**Article:**
┌────────

GateNLP / gate-core

The GATE Embedded core API and GATE Developer application
GNU Lesser General Public License v3.0
78 stars 29 forks source link

DocumentStaxUtils ignores CDATA within TextWithNodes #7

Closed ianroberts closed 7 years ago

ianroberts commented 7 years ago

As reported on the gate-users mailing list, the GATE XML format parser silently discards any CDATA sections that fall within the TextWithNodes part of a GATE XML document.

When saving as GATE XML the serialiser uses CDATA to represent any segment of text within the TextWithNodes or any feature name or value that contains more than a few less-than signs, as this is more compact and human-readable than escaping each one individually as <. The parser handles CDATA correctly when reading feature names and values but not the TextWithNodes.

This problem is not generally apparent as the serialiser only uses CDATA when there are lots of less-thans within a single span of text - if you were to save an ANNIE-processed document with a big run of <<<<<<<<<<, each symbol would be a separate Token and thus there would be empty Node elements between each pair and no single run would have more than one <. However if the same document were saved as GATE XML with minimal annotations (e.g. just human-annotated entities and no Tokens) then it would hit this bug.

ianroberts commented 7 years ago

Fixed by ceebfce826459a32cb02581d4855dbab3eb472a9

└────────

**Tasks to complete:**
- 1) Answer these questions from the bug report above.
(a) Under which license is the project released?
(b) When does the parser handle CDATA correctly?
(c) Which commit fixed the problem?
- 2) Reproduce the part of the bug report above word for word, starting with "When saving as" and going on through "not the TextWithNodes.".

**Record set:**

┌────────

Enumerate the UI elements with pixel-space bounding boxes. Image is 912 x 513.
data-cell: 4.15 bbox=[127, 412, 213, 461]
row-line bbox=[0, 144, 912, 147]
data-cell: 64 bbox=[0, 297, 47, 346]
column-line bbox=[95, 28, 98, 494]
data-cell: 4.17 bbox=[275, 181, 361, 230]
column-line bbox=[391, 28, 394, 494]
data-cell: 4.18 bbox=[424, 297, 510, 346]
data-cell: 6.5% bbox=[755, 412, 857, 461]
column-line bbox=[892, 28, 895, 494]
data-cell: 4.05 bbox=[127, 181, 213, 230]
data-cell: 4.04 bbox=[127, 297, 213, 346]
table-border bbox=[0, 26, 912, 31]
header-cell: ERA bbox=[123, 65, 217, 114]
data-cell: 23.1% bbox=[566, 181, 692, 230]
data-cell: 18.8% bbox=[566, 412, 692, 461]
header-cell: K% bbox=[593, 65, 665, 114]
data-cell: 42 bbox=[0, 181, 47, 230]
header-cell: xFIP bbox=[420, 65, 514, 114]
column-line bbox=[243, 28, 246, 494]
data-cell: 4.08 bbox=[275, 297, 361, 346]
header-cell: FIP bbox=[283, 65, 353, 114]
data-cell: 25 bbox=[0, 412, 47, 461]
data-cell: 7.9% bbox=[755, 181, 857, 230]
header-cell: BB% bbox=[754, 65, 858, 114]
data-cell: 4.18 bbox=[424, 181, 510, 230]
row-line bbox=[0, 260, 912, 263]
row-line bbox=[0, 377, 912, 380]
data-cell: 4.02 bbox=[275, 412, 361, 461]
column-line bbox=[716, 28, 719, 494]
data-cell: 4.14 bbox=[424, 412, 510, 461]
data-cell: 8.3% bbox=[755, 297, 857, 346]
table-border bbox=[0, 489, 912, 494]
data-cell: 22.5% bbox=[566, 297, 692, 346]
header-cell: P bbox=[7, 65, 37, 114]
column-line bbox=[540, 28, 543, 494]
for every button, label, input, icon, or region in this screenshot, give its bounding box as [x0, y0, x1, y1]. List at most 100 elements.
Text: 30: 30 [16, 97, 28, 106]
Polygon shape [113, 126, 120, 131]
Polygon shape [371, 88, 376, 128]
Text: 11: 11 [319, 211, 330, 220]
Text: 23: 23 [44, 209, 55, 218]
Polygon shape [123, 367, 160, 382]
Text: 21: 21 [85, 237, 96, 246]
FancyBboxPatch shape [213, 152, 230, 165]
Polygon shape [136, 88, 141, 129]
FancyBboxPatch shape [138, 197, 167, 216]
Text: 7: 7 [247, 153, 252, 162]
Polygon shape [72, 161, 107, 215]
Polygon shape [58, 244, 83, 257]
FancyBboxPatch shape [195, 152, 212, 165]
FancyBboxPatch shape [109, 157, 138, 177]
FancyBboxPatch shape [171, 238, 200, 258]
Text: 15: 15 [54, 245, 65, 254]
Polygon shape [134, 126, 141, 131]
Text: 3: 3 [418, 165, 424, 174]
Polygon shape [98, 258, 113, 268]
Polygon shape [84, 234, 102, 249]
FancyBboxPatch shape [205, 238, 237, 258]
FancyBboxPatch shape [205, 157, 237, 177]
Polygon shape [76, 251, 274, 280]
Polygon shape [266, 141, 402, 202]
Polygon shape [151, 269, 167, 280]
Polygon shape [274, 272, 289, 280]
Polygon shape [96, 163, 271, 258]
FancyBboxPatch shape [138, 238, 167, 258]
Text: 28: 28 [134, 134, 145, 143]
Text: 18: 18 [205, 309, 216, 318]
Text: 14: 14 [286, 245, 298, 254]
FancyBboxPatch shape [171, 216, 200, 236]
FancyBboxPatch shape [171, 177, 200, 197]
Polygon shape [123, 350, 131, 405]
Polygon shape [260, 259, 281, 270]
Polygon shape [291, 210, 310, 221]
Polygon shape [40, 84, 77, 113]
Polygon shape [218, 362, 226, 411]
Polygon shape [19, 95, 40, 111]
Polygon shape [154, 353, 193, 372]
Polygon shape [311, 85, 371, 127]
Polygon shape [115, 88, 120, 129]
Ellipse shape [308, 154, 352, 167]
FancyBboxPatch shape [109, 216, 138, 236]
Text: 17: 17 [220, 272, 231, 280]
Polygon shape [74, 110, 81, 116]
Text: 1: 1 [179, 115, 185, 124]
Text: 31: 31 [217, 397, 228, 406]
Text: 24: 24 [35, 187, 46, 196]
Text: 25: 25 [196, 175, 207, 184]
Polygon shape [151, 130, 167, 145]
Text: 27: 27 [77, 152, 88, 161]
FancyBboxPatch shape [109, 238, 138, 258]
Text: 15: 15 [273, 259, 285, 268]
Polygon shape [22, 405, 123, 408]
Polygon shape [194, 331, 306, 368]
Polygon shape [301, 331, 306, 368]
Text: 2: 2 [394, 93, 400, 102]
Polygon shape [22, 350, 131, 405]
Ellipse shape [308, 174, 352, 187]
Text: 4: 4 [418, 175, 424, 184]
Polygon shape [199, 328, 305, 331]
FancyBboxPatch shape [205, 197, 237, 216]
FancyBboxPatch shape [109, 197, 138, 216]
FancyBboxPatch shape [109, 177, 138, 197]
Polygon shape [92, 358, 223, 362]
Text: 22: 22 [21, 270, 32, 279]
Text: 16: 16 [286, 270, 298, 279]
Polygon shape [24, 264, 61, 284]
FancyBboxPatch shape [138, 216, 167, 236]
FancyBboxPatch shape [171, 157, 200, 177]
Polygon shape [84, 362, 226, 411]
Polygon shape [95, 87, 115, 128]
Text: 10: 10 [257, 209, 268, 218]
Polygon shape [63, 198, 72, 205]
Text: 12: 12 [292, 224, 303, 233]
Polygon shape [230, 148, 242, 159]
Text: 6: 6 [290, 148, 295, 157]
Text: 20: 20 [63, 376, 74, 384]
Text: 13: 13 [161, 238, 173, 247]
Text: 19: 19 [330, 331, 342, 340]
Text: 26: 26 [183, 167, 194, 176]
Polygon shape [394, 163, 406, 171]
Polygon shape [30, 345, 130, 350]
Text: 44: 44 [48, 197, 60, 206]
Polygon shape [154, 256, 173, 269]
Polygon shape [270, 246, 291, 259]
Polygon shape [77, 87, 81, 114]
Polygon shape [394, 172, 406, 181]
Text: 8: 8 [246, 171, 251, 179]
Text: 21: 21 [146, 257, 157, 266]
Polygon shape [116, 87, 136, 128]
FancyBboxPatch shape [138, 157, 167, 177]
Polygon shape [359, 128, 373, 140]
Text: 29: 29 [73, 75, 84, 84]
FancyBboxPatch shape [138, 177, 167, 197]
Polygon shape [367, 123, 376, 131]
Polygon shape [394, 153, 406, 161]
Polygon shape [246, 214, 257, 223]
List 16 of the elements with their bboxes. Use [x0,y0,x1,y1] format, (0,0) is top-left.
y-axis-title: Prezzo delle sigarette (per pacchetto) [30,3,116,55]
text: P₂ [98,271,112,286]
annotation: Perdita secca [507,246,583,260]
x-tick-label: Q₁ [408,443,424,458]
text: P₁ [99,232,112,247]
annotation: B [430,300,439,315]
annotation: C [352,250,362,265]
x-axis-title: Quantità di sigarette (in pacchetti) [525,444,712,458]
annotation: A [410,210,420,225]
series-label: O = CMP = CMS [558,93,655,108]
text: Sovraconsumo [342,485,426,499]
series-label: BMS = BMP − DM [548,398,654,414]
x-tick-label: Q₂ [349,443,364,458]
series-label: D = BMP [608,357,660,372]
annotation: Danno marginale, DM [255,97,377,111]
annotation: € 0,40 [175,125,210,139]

└────────

**Exercise results:**
- 1)
(a) GNU Lesser General Public License v3.0
(b) When reading feature names and values
(c) ceebfce826459a32cb02581d4855dbab3eb472a9

- 2)
When saving as GATE XML the serialiser uses CDATA to represent any segment of text within the TextWithNodes or any feature name or value that contains more than a few less-than signs, as this is more compact and human-readable than escaping each one individually as <. The parser handles CDATA correctly when reading feature names and values but not the TextWithNodes.